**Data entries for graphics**
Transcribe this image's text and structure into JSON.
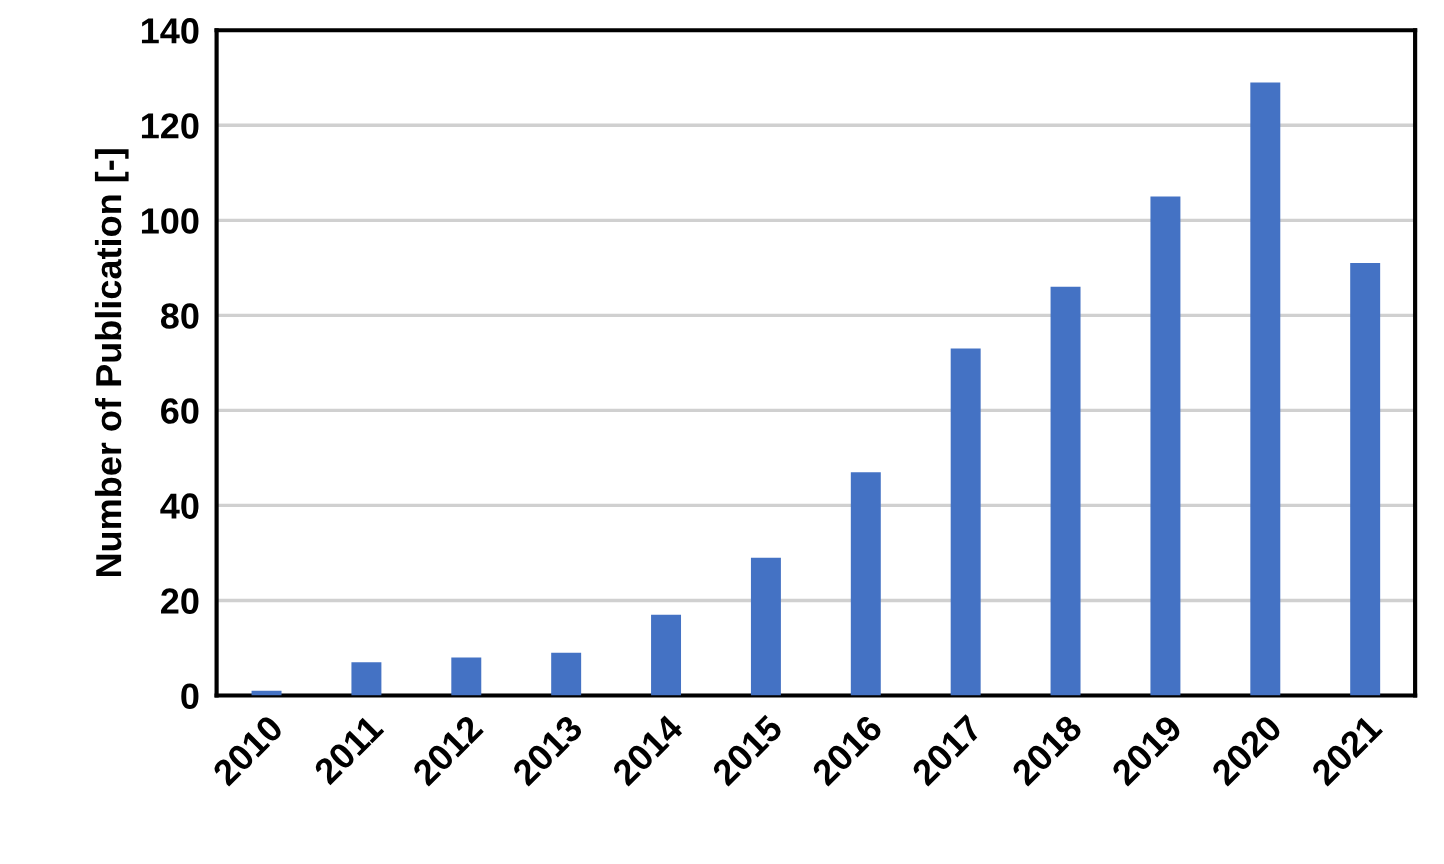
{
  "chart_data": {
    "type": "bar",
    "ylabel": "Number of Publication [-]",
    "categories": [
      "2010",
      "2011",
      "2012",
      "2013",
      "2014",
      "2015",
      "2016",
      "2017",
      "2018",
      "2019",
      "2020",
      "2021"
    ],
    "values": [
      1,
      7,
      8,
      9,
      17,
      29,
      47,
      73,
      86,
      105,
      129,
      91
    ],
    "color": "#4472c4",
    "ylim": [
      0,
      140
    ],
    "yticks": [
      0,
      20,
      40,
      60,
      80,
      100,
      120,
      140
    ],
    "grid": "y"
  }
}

--

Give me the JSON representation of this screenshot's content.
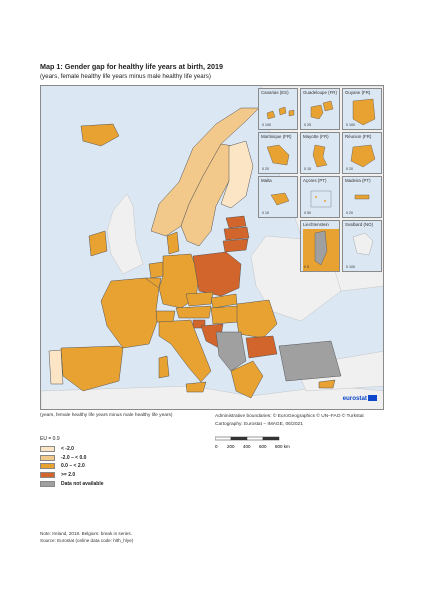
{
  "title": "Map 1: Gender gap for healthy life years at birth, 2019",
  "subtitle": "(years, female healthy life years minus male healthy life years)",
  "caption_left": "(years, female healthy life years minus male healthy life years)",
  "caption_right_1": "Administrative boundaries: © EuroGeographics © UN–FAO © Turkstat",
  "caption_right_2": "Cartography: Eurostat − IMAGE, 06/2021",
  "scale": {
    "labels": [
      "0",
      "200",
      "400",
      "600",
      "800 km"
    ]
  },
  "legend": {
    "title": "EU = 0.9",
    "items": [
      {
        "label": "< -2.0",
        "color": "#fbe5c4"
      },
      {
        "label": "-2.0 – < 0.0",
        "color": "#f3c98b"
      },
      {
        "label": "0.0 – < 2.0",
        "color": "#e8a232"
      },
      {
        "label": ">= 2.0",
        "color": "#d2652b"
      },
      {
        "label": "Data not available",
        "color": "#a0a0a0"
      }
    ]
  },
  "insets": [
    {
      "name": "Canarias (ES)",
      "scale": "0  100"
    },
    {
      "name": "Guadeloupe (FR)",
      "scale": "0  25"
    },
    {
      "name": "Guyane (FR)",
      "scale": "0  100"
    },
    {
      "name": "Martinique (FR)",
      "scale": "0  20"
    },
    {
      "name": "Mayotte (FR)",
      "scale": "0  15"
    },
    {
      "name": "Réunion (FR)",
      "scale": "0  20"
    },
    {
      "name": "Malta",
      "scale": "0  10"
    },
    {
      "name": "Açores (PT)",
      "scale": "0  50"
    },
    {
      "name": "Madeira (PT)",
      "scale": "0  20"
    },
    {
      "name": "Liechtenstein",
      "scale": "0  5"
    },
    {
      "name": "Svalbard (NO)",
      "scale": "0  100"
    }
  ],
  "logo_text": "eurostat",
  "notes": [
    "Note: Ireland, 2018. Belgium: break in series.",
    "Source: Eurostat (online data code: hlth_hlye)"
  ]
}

**Exercise**
Each line that holds the string "healthy" counts once; give the total and nothing else.

**Exercise answer**
3